━━━ LISTED ENTRIES

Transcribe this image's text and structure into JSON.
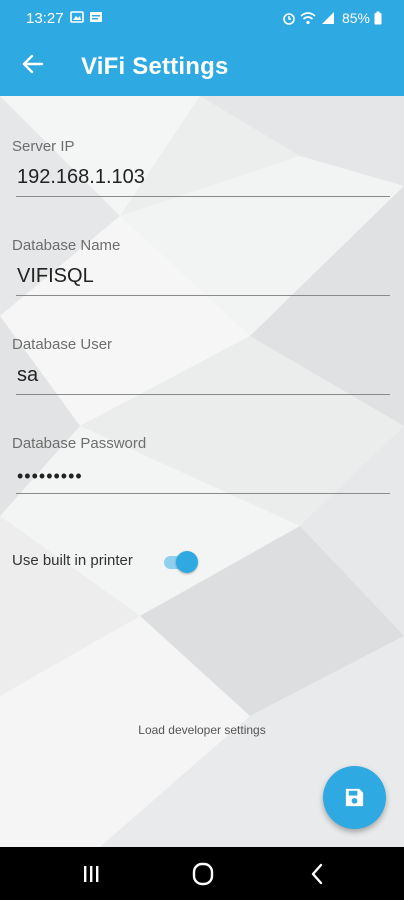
{
  "status_bar": {
    "time": "13:27",
    "battery": "85%",
    "icons": [
      "gallery-icon",
      "message-icon",
      "alarm-icon",
      "wifi-icon",
      "signal-icon",
      "battery-icon"
    ]
  },
  "app_bar": {
    "title": "ViFi Settings",
    "back_icon": "arrow-left-icon"
  },
  "form": {
    "server_ip": {
      "label": "Server IP",
      "value": "192.168.1.103"
    },
    "database_name": {
      "label": "Database Name",
      "value": "VIFISQL"
    },
    "database_user": {
      "label": "Database User",
      "value": "sa"
    },
    "database_password": {
      "label": "Database Password",
      "value": "•••••••••"
    }
  },
  "printer": {
    "label": "Use built in printer",
    "enabled": true
  },
  "developer_link": "Load developer settings",
  "fab": {
    "icon": "save-icon"
  },
  "nav_bar": {
    "icons": [
      "recents-icon",
      "home-icon",
      "back-icon"
    ]
  },
  "colors": {
    "accent": "#2fa9e1",
    "toggle_track": "#8fd0ef"
  }
}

━━━━━━

### PROBLEM DETAILS:
Repeat the records above exactly, omitting every picture.

### ANSWER IN FULL:
Transcribe this image's text and structure into JSON.
{
  "status_bar": {
    "time": "13:27",
    "battery": "85%",
    "icons": [
      "gallery-icon",
      "message-icon",
      "alarm-icon",
      "wifi-icon",
      "signal-icon",
      "battery-icon"
    ]
  },
  "app_bar": {
    "title": "ViFi Settings",
    "back_icon": "arrow-left-icon"
  },
  "form": {
    "server_ip": {
      "label": "Server IP",
      "value": "192.168.1.103"
    },
    "database_name": {
      "label": "Database Name",
      "value": "VIFISQL"
    },
    "database_user": {
      "label": "Database User",
      "value": "sa"
    },
    "database_password": {
      "label": "Database Password",
      "value": "•••••••••"
    }
  },
  "printer": {
    "label": "Use built in printer",
    "enabled": true
  },
  "developer_link": "Load developer settings",
  "fab": {
    "icon": "save-icon"
  },
  "nav_bar": {
    "icons": [
      "recents-icon",
      "home-icon",
      "back-icon"
    ]
  },
  "colors": {
    "accent": "#2fa9e1",
    "toggle_track": "#8fd0ef"
  }
}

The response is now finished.